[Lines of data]
#####

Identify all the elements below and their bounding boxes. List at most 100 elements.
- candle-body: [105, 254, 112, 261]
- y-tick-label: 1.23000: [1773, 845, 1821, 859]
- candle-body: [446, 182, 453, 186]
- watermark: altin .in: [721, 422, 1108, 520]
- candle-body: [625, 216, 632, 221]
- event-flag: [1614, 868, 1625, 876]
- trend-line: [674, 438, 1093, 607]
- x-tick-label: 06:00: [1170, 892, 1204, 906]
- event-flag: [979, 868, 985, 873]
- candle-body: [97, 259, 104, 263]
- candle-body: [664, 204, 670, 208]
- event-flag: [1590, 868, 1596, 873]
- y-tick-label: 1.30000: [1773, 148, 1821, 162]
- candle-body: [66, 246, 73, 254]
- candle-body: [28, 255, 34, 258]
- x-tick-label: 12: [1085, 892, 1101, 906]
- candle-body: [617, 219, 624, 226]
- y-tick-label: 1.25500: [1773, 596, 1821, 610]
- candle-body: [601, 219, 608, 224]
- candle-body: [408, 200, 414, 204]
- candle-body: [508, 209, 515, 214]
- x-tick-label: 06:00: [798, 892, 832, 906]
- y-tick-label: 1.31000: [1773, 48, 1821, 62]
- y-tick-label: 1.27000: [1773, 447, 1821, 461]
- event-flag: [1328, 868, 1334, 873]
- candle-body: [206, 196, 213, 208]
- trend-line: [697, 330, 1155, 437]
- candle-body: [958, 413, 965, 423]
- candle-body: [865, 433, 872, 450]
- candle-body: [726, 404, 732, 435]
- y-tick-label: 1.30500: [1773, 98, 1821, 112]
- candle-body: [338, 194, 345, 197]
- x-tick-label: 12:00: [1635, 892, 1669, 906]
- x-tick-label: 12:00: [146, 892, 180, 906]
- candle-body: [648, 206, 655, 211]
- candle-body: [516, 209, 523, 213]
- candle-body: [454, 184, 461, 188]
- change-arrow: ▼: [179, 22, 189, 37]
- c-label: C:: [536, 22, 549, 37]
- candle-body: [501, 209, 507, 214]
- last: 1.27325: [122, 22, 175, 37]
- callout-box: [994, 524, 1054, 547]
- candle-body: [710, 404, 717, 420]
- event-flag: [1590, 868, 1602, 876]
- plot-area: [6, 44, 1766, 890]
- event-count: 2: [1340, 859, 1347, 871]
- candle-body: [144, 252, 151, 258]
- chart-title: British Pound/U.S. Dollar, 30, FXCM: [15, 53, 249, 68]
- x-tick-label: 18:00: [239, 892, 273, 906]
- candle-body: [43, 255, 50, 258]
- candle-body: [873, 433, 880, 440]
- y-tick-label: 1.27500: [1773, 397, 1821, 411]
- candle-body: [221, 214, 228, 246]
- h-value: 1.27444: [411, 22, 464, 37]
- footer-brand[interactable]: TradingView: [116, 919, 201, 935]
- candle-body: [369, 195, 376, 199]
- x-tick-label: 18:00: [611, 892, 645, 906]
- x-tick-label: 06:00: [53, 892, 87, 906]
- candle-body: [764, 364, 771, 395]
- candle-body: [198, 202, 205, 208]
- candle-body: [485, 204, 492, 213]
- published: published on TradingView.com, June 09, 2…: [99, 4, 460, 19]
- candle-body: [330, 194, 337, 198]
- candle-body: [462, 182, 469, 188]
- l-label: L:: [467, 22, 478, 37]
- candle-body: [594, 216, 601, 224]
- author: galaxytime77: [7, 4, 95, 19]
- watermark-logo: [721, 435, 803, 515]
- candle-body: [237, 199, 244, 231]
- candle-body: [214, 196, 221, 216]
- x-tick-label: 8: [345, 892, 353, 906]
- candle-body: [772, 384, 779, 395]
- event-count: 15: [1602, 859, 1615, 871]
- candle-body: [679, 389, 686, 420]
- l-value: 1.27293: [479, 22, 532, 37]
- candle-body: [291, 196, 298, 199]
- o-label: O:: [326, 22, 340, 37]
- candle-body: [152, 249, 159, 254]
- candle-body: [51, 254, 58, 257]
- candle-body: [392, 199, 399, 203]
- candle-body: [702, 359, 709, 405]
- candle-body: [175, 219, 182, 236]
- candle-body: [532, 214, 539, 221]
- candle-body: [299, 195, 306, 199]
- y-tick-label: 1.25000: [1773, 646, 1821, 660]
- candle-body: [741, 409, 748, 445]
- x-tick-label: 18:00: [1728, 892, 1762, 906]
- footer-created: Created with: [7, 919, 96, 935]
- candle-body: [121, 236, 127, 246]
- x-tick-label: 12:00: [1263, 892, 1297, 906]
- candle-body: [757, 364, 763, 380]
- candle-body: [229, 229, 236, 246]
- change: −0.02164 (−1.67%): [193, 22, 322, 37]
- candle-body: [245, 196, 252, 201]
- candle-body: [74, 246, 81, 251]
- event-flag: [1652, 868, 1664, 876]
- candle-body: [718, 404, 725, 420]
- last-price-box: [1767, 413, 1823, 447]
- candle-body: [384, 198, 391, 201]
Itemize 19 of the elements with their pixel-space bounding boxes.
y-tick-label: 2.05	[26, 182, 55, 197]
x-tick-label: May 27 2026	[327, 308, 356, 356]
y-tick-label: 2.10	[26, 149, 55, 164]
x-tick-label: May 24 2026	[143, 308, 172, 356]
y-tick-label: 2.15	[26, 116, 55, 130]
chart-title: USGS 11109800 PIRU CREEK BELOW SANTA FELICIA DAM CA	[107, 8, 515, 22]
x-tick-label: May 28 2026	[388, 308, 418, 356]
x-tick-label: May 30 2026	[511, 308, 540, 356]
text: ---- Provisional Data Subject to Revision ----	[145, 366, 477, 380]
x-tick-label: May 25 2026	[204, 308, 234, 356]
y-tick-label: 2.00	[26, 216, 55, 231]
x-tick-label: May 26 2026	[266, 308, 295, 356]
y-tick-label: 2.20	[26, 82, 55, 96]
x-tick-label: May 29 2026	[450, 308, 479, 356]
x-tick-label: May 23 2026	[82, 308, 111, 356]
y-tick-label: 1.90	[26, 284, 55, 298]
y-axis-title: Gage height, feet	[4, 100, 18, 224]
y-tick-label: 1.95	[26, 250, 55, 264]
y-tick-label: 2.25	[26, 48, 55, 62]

#####

Please render each line of the data above as one string in a JSON list, leaving out any blank lines.

[
  "Identify all the elements below and their bounding boxes. List at most 100 elements.",
  "- candle-body: [105, 254, 112, 261]",
  "- y-tick-label: 1.23000: [1773, 845, 1821, 859]",
  "- candle-body: [446, 182, 453, 186]",
  "- watermark: altin .in: [721, 422, 1108, 520]",
  "- candle-body: [625, 216, 632, 221]",
  "- event-flag: [1614, 868, 1625, 876]",
  "- trend-line: [674, 438, 1093, 607]",
  "- x-tick-label: 06:00: [1170, 892, 1204, 906]",
  "- event-flag: [979, 868, 985, 873]",
  "- candle-body: [97, 259, 104, 263]",
  "- candle-body: [664, 204, 670, 208]",
  "- event-flag: [1590, 868, 1596, 873]",
  "- y-tick-label: 1.30000: [1773, 148, 1821, 162]",
  "- candle-body: [66, 246, 73, 254]",
  "- candle-body: [28, 255, 34, 258]",
  "- x-tick-label: 12: [1085, 892, 1101, 906]",
  "- candle-body: [617, 219, 624, 226]",
  "- y-tick-label: 1.25500: [1773, 596, 1821, 610]",
  "- candle-body: [601, 219, 608, 224]",
  "- candle-body: [408, 200, 414, 204]",
  "- candle-body: [508, 209, 515, 214]",
  "- x-tick-label: 06:00: [798, 892, 832, 906]",
  "- y-tick-label: 1.31000: [1773, 48, 1821, 62]",
  "- y-tick-label: 1.27000: [1773, 447, 1821, 461]",
  "- event-flag: [1328, 868, 1334, 873]",
  "- candle-body: [206, 196, 213, 208]",
  "- trend-line: [697, 330, 1155, 437]",
  "- candle-body: [958, 413, 965, 423]",
  "- candle-body: [865, 433, 872, 450]",
  "- candle-body: [726, 404, 732, 435]",
  "- y-tick-label: 1.30500: [1773, 98, 1821, 112]",
  "- candle-body: [338, 194, 345, 197]",
  "- x-tick-label: 12:00: [1635, 892, 1669, 906]",
  "- x-tick-label: 12:00: [146, 892, 180, 906]",
  "- candle-body: [648, 206, 655, 211]",
  "- candle-body: [516, 209, 523, 213]",
  "- candle-body: [454, 184, 461, 188]",
  "- change-arrow: ▼: [179, 22, 189, 37]",
  "- c-label: C:: [536, 22, 549, 37]",
  "- candle-body: [501, 209, 507, 214]",
  "- last: 1.27325: [122, 22, 175, 37]",
  "- callout-box: [994, 524, 1054, 547]",
  "- candle-body: [710, 404, 717, 420]",
  "- event-flag: [1590, 868, 1602, 876]",
  "- plot-area: [6, 44, 1766, 890]",
  "- event-count: 2: [1340, 859, 1347, 871]",
  "- candle-body: [144, 252, 151, 258]",
  "- chart-title: British Pound/U.S. Dollar, 30, FXCM: [15, 53, 249, 68]",
  "- x-tick-label: 18:00: [239, 892, 273, 906]",
  "- candle-body: [43, 255, 50, 258]",
  "- candle-body: [873, 433, 880, 440]",
  "- y-tick-label: 1.27500: [1773, 397, 1821, 411]",
  "- candle-body: [221, 214, 228, 246]",
  "- h-value: 1.27444: [411, 22, 464, 37]",
  "- footer-brand[interactable]: TradingView: [116, 919, 201, 935]",
  "- candle-body: [369, 195, 376, 199]",
  "- x-tick-label: 18:00: [611, 892, 645, 906]",
  "- x-tick-label: 06:00: [53, 892, 87, 906]",
  "- candle-body: [764, 364, 771, 395]",
  "- candle-body: [198, 202, 205, 208]",
  "- candle-body: [485, 204, 492, 213]",
  "- published: published on TradingView.com, June 09, 2…: [99, 4, 460, 19]",
  "- candle-body: [330, 194, 337, 198]",
  "- candle-body: [462, 182, 469, 188]",
  "- l-label: L:: [467, 22, 478, 37]",
  "- candle-body: [594, 216, 601, 224]",
  "- author: galaxytime77: [7, 4, 95, 19]",
  "- watermark-logo: [721, 435, 803, 515]",
  "- candle-body: [237, 199, 244, 231]",
  "- candle-body: [214, 196, 221, 216]",
  "- x-tick-label: 8: [345, 892, 353, 906]",
  "- candle-body: [772, 384, 779, 395]",
  "- event-count: 15: [1602, 859, 1615, 871]",
  "- candle-body: [679, 389, 686, 420]",
  "- l-value: 1.27293: [479, 22, 532, 37]",
  "- candle-body: [291, 196, 298, 199]",
  "- o-label: O:: [326, 22, 340, 37]",
  "- candle-body: [152, 249, 159, 254]",
  "- candle-body: [51, 254, 58, 257]",
  "- candle-body: [392, 199, 399, 203]",
  "- candle-body: [702, 359, 709, 405]",
  "- candle-body: [175, 219, 182, 236]",
  "- candle-body: [532, 214, 539, 221]",
  "- candle-body: [299, 195, 306, 199]",
  "- y-tick-label: 1.25000: [1773, 646, 1821, 660]",
  "- candle-body: [741, 409, 748, 445]",
  "- x-tick-label: 18:00: [1728, 892, 1762, 906]",
  "- footer-created: Created with: [7, 919, 96, 935]",
  "- candle-body: [121, 236, 127, 246]",
  "- x-tick-label: 12:00: [1263, 892, 1297, 906]",
  "- candle-body: [757, 364, 763, 380]",
  "- candle-body: [229, 229, 236, 246]",
  "- change: −0.02164 (−1.67%): [193, 22, 322, 37]",
  "- candle-body: [245, 196, 252, 201]",
  "- candle-body: [74, 246, 81, 251]",
  "- event-flag: [1652, 868, 1664, 876]",
  "- candle-body: [718, 404, 725, 420]",
  "- last-price-box: [1767, 413, 1823, 447]",
  "- candle-body: [384, 198, 391, 201]",
  "Itemize 19 of the elements with their pixel-space bounding boxes.",
  "y-tick-label: 2.05\t[26, 182, 55, 197]",
  "x-tick-label: May 27 2026\t[327, 308, 356, 356]",
  "y-tick-label: 2.10\t[26, 149, 55, 164]",
  "x-tick-label: May 24 2026\t[143, 308, 172, 356]",
  "y-tick-label: 2.15\t[26, 116, 55, 130]",
  "chart-title: USGS 11109800 PIRU CREEK BELOW SANTA FELICIA DAM CA\t[107, 8, 515, 22]",
  "x-tick-label: May 28 2026\t[388, 308, 418, 356]",
  "x-tick-label: May 30 2026\t[511, 308, 540, 356]",
  "text: ---- Provisional Data Subject to Revision ----\t[145, 366, 477, 380]",
  "x-tick-label: May 25 2026\t[204, 308, 234, 356]",
  "y-tick-label: 2.00\t[26, 216, 55, 231]",
  "x-tick-label: May 26 2026\t[266, 308, 295, 356]",
  "y-tick-label: 2.20\t[26, 82, 55, 96]",
  "x-tick-label: May 29 2026\t[450, 308, 479, 356]",
  "x-tick-label: May 23 2026\t[82, 308, 111, 356]",
  "y-tick-label: 1.90\t[26, 284, 55, 298]",
  "y-axis-title: Gage height, feet\t[4, 100, 18, 224]",
  "y-tick-label: 1.95\t[26, 250, 55, 264]",
  "y-tick-label: 2.25\t[26, 48, 55, 62]"
]